● **The exercise**
Select and copy out every line in the records containing "discovered".
* Begin *
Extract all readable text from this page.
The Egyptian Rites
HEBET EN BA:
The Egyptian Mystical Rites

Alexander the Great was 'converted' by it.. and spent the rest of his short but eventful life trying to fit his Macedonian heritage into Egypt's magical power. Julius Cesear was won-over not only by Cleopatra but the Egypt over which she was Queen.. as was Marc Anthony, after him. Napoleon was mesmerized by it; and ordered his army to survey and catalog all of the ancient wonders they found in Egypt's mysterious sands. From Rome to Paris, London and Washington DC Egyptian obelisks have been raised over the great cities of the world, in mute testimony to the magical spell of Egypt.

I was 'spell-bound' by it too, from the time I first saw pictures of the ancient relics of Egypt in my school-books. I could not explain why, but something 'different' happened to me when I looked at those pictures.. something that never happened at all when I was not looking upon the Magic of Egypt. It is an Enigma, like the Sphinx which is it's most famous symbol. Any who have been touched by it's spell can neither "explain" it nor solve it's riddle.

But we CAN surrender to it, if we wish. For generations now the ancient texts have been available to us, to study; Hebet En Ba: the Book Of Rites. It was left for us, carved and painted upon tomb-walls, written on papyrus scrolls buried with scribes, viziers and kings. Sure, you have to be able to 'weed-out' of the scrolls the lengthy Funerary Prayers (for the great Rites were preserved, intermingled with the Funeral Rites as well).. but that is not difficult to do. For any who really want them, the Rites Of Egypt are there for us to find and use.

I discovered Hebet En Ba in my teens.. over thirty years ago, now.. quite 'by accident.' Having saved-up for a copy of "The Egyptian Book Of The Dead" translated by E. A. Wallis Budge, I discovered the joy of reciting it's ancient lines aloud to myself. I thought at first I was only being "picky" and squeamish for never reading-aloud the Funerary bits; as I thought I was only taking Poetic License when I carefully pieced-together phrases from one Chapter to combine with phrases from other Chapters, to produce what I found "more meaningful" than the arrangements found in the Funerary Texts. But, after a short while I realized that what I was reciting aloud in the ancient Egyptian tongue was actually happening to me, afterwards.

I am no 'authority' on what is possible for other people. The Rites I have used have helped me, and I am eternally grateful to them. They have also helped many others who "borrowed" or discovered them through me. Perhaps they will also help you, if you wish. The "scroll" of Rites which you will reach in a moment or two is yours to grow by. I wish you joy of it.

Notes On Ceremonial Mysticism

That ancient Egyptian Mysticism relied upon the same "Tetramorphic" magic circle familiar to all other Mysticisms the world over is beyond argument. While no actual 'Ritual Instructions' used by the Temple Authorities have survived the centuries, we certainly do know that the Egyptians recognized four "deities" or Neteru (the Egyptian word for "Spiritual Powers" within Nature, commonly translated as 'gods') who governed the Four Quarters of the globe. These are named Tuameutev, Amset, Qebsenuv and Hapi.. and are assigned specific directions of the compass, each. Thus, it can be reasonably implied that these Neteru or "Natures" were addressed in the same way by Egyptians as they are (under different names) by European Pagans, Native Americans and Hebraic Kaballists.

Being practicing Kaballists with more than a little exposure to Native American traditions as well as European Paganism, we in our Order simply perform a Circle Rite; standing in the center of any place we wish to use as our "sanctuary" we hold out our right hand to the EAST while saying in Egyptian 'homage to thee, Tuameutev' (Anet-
* End *
● **Expected answer**
I discovered Hebet En Ba in my teens.. over thirty years ago, now.. quite 'by accident.' Having saved-up for a copy of "The Egyptian Book Of The Dead" translated by E. A. Wallis Budge, I discovered the joy of reciting it's ancient lines aloud to myself. I thought at first I was only being "picky" and squeamish for never reading-aloud the Funerary bits; as I thought I was only taking Poetic License when I carefully pieced-together phrases from one Chapter to combine with phrases from other Chapters, to produce what I found "more meaningful" than the arrangements found in the Funerary Texts. But, after a short while I realized that what I was reciting aloud in the ancient Egyptian tongue was actually happening to me, afterwards.
I am no 'authority' on what is possible for other people. The Rites I have used have helped me, and I am eternally grateful to them. They have also helped many others who "borrowed" or discovered them through me. Perhaps they will also help you, if you wish. The "scroll" of Rites which you will reach in a moment or two is yours to grow by. I wish you joy of it.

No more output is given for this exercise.